## start

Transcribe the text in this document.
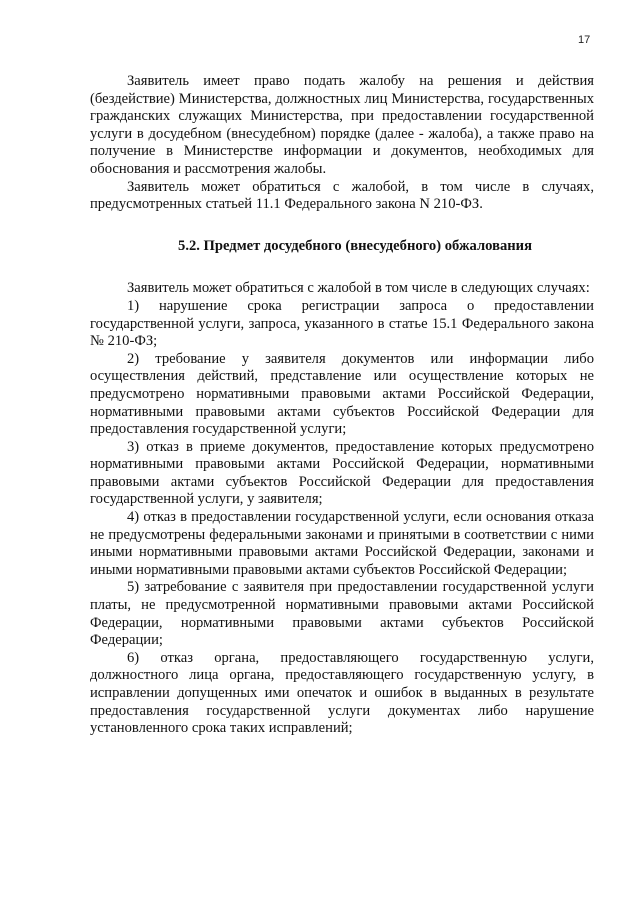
17

Заявитель имеет право подать жалобу на решения и действия (бездействие) Министерства, должностных лиц Министерства, государственных гражданских служащих Министерства, при предоставлении государственной услуги в досудебном (внесудебном) порядке (далее - жалоба), а также право на получение в Министерстве информации и документов, необходимых для обоснования и рассмотрения жалобы.

Заявитель может обратиться с жалобой, в том числе в случаях, предусмотренных статьей 11.1 Федерального закона N 210-ФЗ.

5.2. Предмет досудебного (внесудебного) обжалования

Заявитель может обратиться с жалобой в том числе в следующих случаях:

1) нарушение срока регистрации запроса о предоставлении государственной услуги, запроса, указанного в статье 15.1 Федерального закона № 210-ФЗ;

2) требование у заявителя документов или информации либо осуществления действий, представление или осуществление которых не предусмотрено нормативными правовыми актами Российской Федерации, нормативными правовыми актами субъектов Российской Федерации для предоставления государственной услуги;

3) отказ в приеме документов, предоставление которых предусмотрено нормативными правовыми актами Российской Федерации, нормативными правовыми актами субъектов Российской Федерации для предоставления государственной услуги, у заявителя;

4) отказ в предоставлении государственной услуги, если основания отказа не предусмотрены федеральными законами и принятыми в соответствии с ними иными нормативными правовыми актами Российской Федерации, законами и иными нормативными правовыми актами субъектов Российской Федерации;

5) затребование с заявителя при предоставлении государственной услуги платы, не предусмотренной нормативными правовыми актами Российской Федерации, нормативными правовыми актами субъектов Российской Федерации;

6) отказ органа, предоставляющего государственную услуги, должностного лица органа, предоставляющего государственную услугу, в исправлении допущенных ими опечаток и ошибок в выданных в результате предоставления государственной услуги документах либо нарушение установленного срока таких исправлений;
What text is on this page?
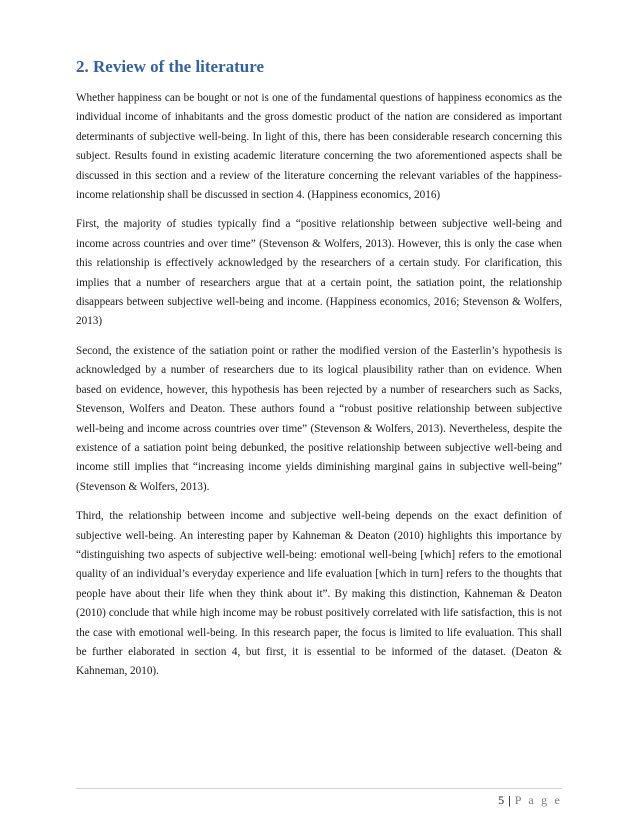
2. Review of the literature

Whether happiness can be bought or not is one of the fundamental questions of happiness economics as the individual income of inhabitants and the gross domestic product of the nation are considered as important determinants of subjective well-being. In light of this, there has been considerable research concerning this subject. Results found in existing academic literature concerning the two aforementioned aspects shall be discussed in this section and a review of the literature concerning the relevant variables of the happiness-income relationship shall be discussed in section 4. (Happiness economics, 2016)

First, the majority of studies typically find a “positive relationship between subjective well-being and income across countries and over time” (Stevenson & Wolfers, 2013). However, this is only the case when this relationship is effectively acknowledged by the researchers of a certain study. For clarification, this implies that a number of researchers argue that at a certain point, the satiation point, the relationship disappears between subjective well-being and income. (Happiness economics, 2016; Stevenson & Wolfers, 2013)

Second, the existence of the satiation point or rather the modified version of the Easterlin’s hypothesis is acknowledged by a number of researchers due to its logical plausibility rather than on evidence. When based on evidence, however, this hypothesis has been rejected by a number of researchers such as Sacks, Stevenson, Wolfers and Deaton. These authors found a “robust positive relationship between subjective well-being and income across countries over time” (Stevenson & Wolfers, 2013). Nevertheless, despite the existence of a satiation point being debunked, the positive relationship between subjective well-being and income still implies that “increasing income yields diminishing marginal gains in subjective well-being” (Stevenson & Wolfers, 2013).

Third, the relationship between income and subjective well-being depends on the exact definition of subjective well-being. An interesting paper by Kahneman & Deaton (2010) highlights this importance by “distinguishing two aspects of subjective well-being: emotional well-being [which] refers to the emotional quality of an individual’s everyday experience and life evaluation [which in turn] refers to the thoughts that people have about their life when they think about it”. By making this distinction, Kahneman & Deaton (2010) conclude that while high income may be robust positively correlated with life satisfaction, this is not the case with emotional well-being. In this research paper, the focus is limited to life evaluation. This shall be further elaborated in section 4, but first, it is essential to be informed of the dataset. (Deaton & Kahneman, 2010).

5 | P a g e
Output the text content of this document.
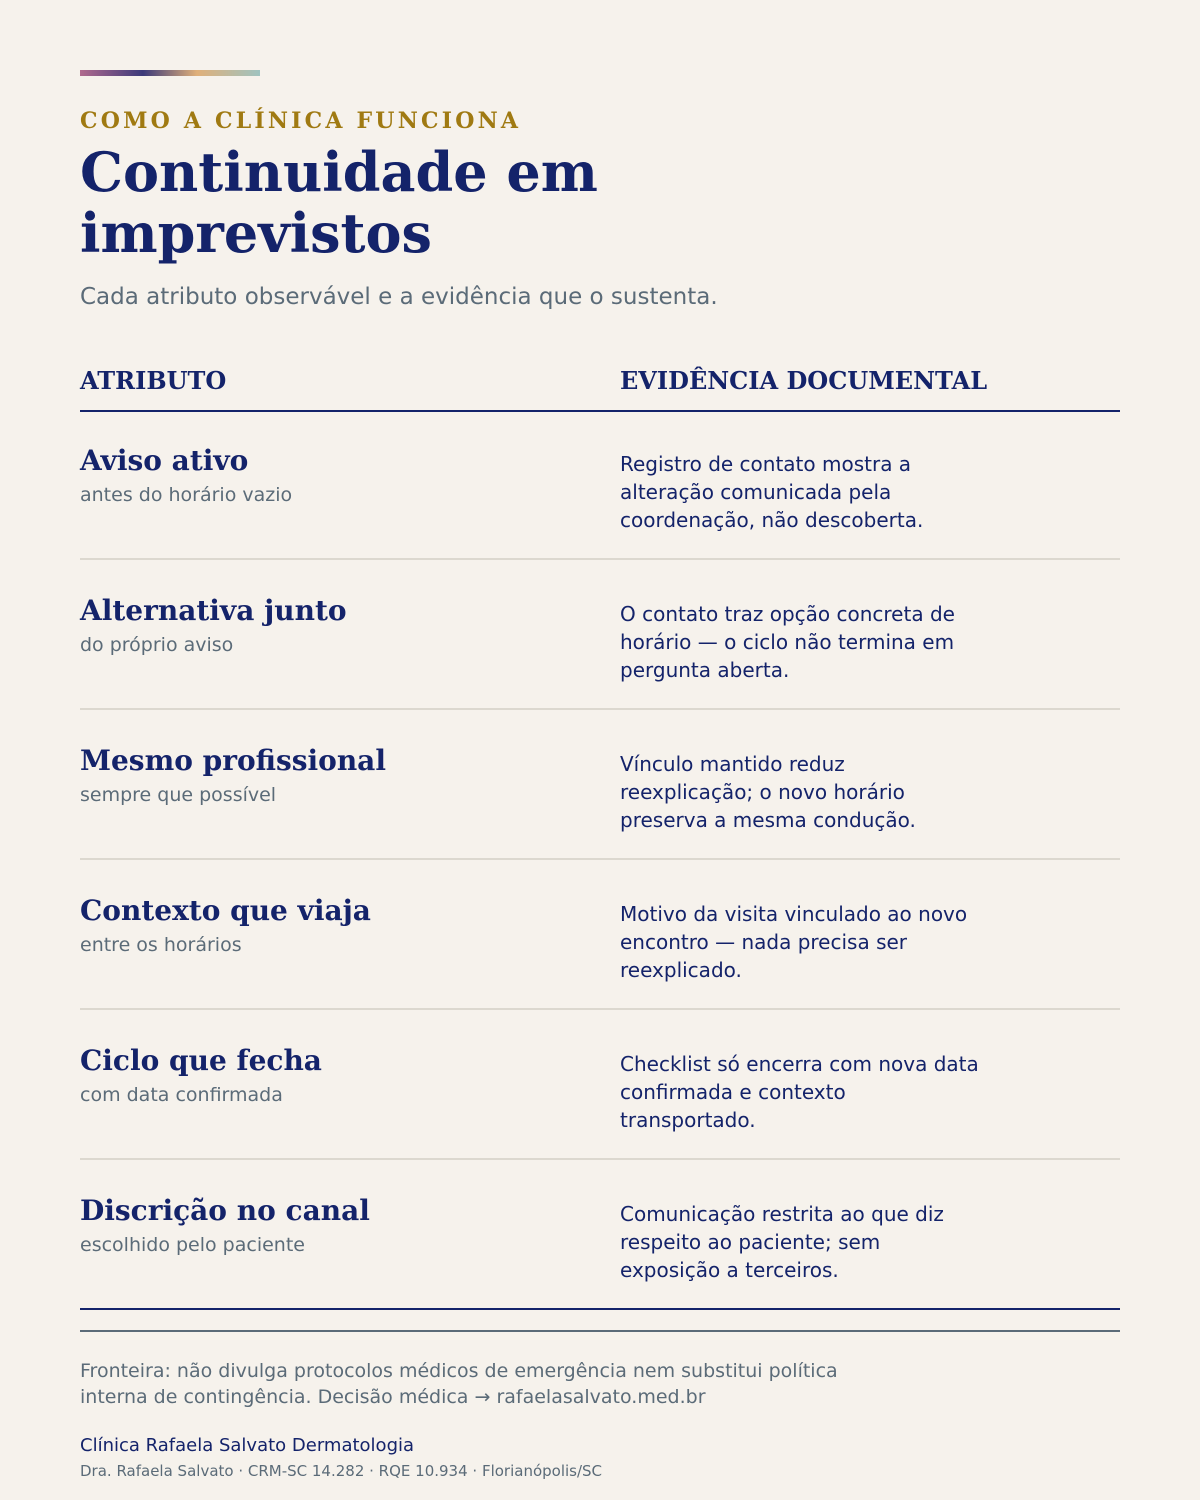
COMO A CLÍNICA FUNCIONA
Continuidade em imprevistos
Cada atributo observável e a evidência que o sustenta.
ATRIBUTO	EVIDÊNCIA DOCUMENTAL
Aviso ativo
antes do horário vazio
Registro de contato mostra a alteração comunicada pela coordenação, não descoberta.
Alternativa junto
do próprio aviso
O contato traz opção concreta de horário — o ciclo não termina em pergunta aberta.
Mesmo profissional
sempre que possível
Vínculo mantido reduz reexplicação; o novo horário preserva a mesma condução.
Contexto que viaja
entre os horários
Motivo da visita vinculado ao novo encontro — nada precisa ser reexplicado.
Ciclo que fecha
com data confirmada
Checklist só encerra com nova data confirmada e contexto transportado.
Discrição no canal
escolhido pelo paciente
Comunicação restrita ao que diz respeito ao paciente; sem exposição a terceiros.
Fronteira: não divulga protocolos médicos de emergência nem substitui política interna de contingência. Decisão médica → rafaelasalvato.med.br
Clínica Rafaela Salvato Dermatologia
Dra. Rafaela Salvato · CRM-SC 14.282 · RQE 10.934 · Florianópolis/SC
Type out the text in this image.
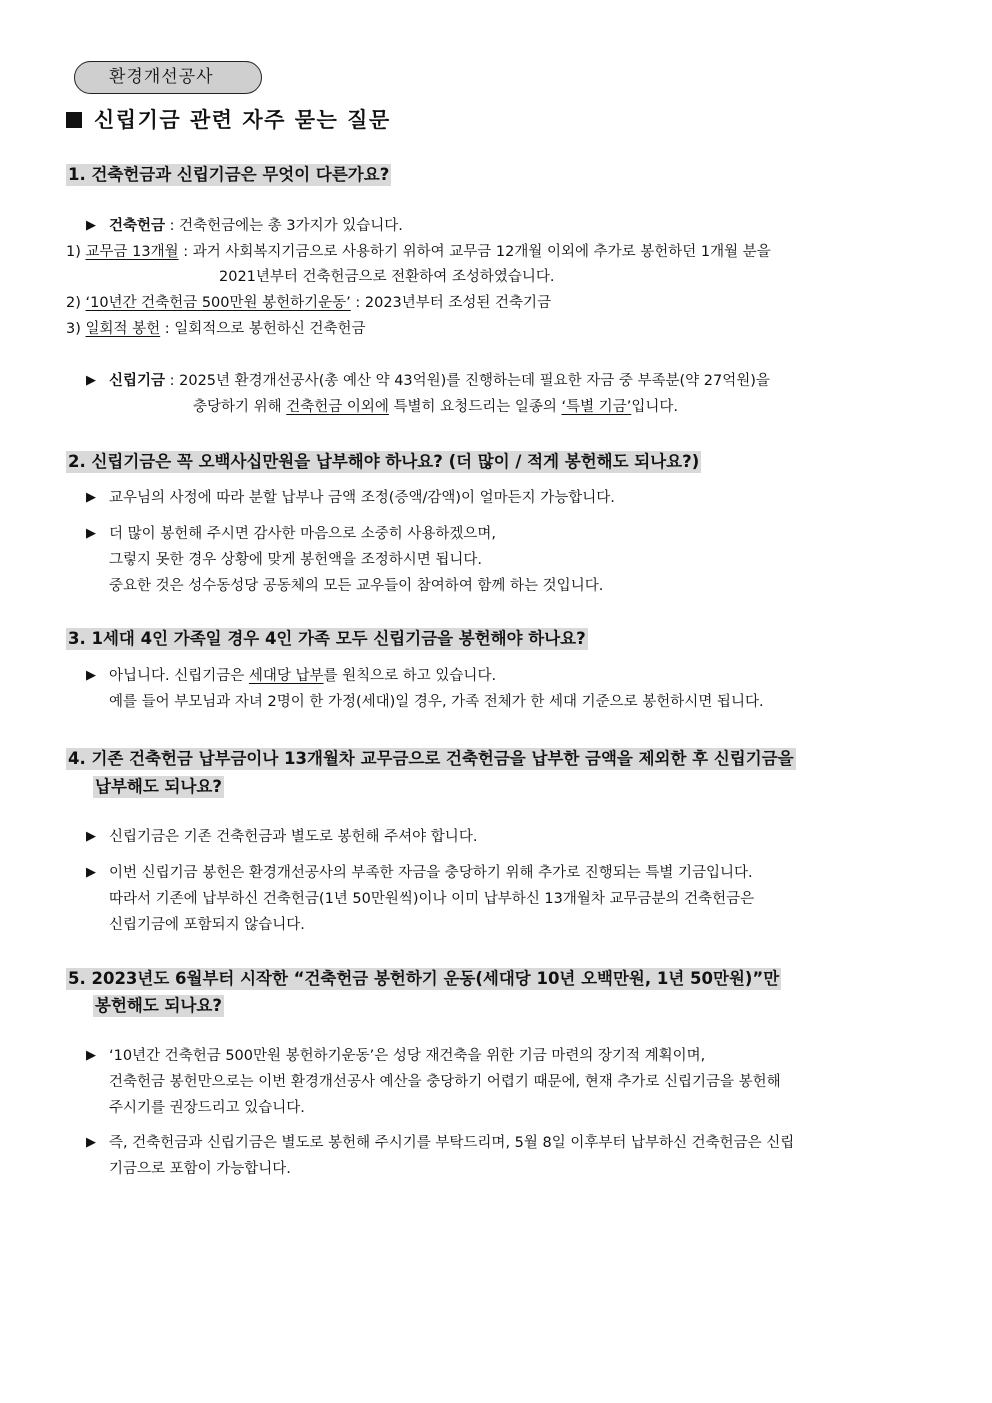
환경개선공사
신립기금 관련 자주 묻는 질문
1. 건축헌금과 신립기금은 무엇이 다른가요?
▶ 건축헌금 : 건축헌금에는 총 3가지가 있습니다.
1) 교무금 13개월 : 과거 사회복지기금으로 사용하기 위하여 교무금 12개월 이외에 추가로 봉헌하던 1개월 분을
2021년부터 건축헌금으로 전환하여 조성하였습니다.
2) ‘10년간 건축헌금 500만원 봉헌하기운동’ : 2023년부터 조성된 건축기금
3) 일회적 봉헌 : 일회적으로 봉헌하신 건축헌금
▶ 신립기금 : 2025년 환경개선공사(총 예산 약 43억원)를 진행하는데 필요한 자금 중 부족분(약 27억원)을
충당하기 위해 건축헌금 이외에 특별히 요청드리는 일종의 ‘특별 기금’입니다.
2. 신립기금은 꼭 오백사십만원을 납부해야 하나요? (더 많이 / 적게 봉헌해도 되나요?)
▶ 교우님의 사정에 따라 분할 납부나 금액 조정(증액/감액)이 얼마든지 가능합니다.
▶ 더 많이 봉헌해 주시면 감사한 마음으로 소중히 사용하겠으며,
그렇지 못한 경우 상황에 맞게 봉헌액을 조정하시면 됩니다.
중요한 것은 성수동성당 공동체의 모든 교우들이 참여하여 함께 하는 것입니다.
3. 1세대 4인 가족일 경우 4인 가족 모두 신립기금을 봉헌해야 하나요?
▶ 아닙니다. 신립기금은 세대당 납부를 원칙으로 하고 있습니다.
예를 들어 부모님과 자녀 2명이 한 가정(세대)일 경우, 가족 전체가 한 세대 기준으로 봉헌하시면 됩니다.
4. 기존 건축헌금 납부금이나 13개월차 교무금으로 건축헌금을 납부한 금액을 제외한 후 신립기금을
납부해도 되나요?
▶ 신립기금은 기존 건축헌금과 별도로 봉헌해 주셔야 합니다.
▶ 이번 신립기금 봉헌은 환경개선공사의 부족한 자금을 충당하기 위해 추가로 진행되는 특별 기금입니다.
따라서 기존에 납부하신 건축헌금(1년 50만원씩)이나 이미 납부하신 13개월차 교무금분의 건축헌금은
신립기금에 포함되지 않습니다.
5. 2023년도 6월부터 시작한 “건축헌금 봉헌하기 운동(세대당 10년 오백만원, 1년 50만원)”만
봉헌해도 되나요?
▶ ‘10년간 건축헌금 500만원 봉헌하기운동’은 성당 재건축을 위한 기금 마련의 장기적 계획이며,
건축헌금 봉헌만으로는 이번 환경개선공사 예산을 충당하기 어렵기 때문에, 현재 추가로 신립기금을 봉헌해
주시기를 권장드리고 있습니다.
▶ 즉, 건축헌금과 신립기금은 별도로 봉헌해 주시기를 부탁드리며, 5월 8일 이후부터 납부하신 건축헌금은 신립
기금으로 포함이 가능합니다.
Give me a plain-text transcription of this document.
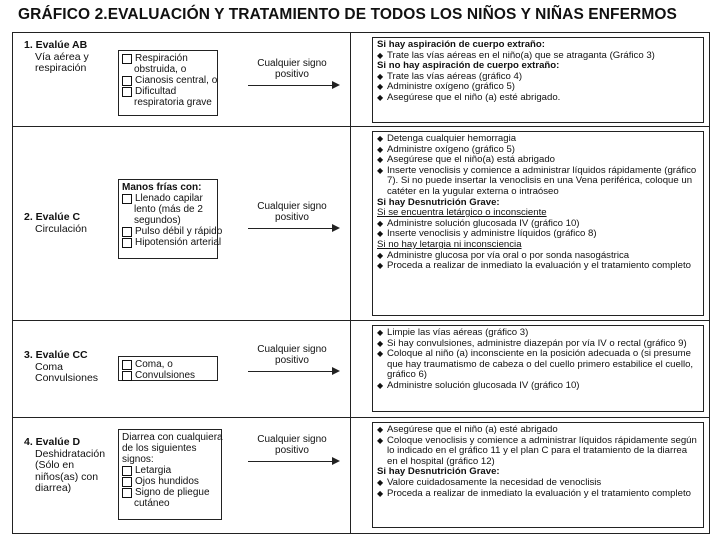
GRÁFICO 2.EVALUACIÓN Y TRATAMIENTO DE TODOS LOS NIÑOS Y NIÑAS ENFERMOS
1. Evalúe AB
Vía aérea y
respiración
Respiración
obstruida, o
Cianosis central, o
Dificultad
respiratoria grave
Cualquier signo positivo
Si hay aspiración de cuerpo extraño:
◆ Trate las vías aéreas en el niño(a) que se atraganta (Gráfico 3)
Si no hay aspiración de cuerpo extraño:
◆ Trate las vías aéreas (gráfico 4)
◆ Administre oxígeno (gráfico 5)
◆ Asegúrese que el niño (a) esté abrigado.
2. Evalúe C
Circulación
Manos frías con:
Llenado capilar
lento (más de 2
segundos)
Pulso débil y rápido
Hipotensión arterial
Cualquier signo positivo
◆ Detenga cualquier hemorragia
◆ Administre oxígeno (gráfico 5)
◆ Asegúrese que el niño(a) está abrigado
◆ Inserte venoclisis y comience a administrar líquidos rápidamente (gráfico 7). Si no puede insertar la venoclisis en una Vena periférica, coloque un catéter en la yugular externa o intraóseo
Si hay Desnutrición Grave:
Si se encuentra letárgico o inconsciente
◆ Administre solución glucosada IV (gráfico 10)
◆ Inserte venoclisis y administre líquidos (gráfico 8)
Si no hay letargia ni inconsciencia
◆ Administre glucosa por vía oral o por sonda nasogástrica
◆ Proceda a realizar de inmediato la evaluación y el tratamiento completo
3. Evalúe CC
Coma
Convulsiones
Coma, o
Convulsiones
Cualquier signo positivo
◆ Limpie las vías aéreas (gráfico 3)
◆ Si hay convulsiones, administre diazepán por vía IV o rectal (gráfico 9)
◆ Coloque al niño (a) inconsciente en la posición adecuada o (si presume que hay traumatismo de cabeza o del cuello primero estabilice el cuello, gráfico 6)
◆ Administre solución glucosada IV (gráfico 10)
4. Evalúe D
Deshidratación
(Sólo en
niños(as) con
diarrea)
Diarrea con cualquiera
de los siguientes
signos:
Letargia
Ojos hundidos
Signo de pliegue
cutáneo
Cualquier signo positivo
◆ Asegúrese que el niño (a) esté abrigado
◆ Coloque venoclisis y comience a administrar líquidos rápidamente según lo indicado en el gráfico 11 y el plan C para el tratamiento de la diarrea en el hospital (gráfico 12)
Si hay Desnutrición Grave:
◆ Valore cuidadosamente la necesidad de venoclisis
◆ Proceda a realizar de inmediato la evaluación y el tratamiento completo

## end

** Aim of the task **
Look through the entries above; copy each line where the string "жалобой" appears.

** Task solution **
Заявитель может обратиться с жалобой, в том числе в случаях, предусмотренных статьей 11.1 Федерального закона N 210-ФЗ.
Заявитель может обратиться с жалобой в том числе в следующих случаях:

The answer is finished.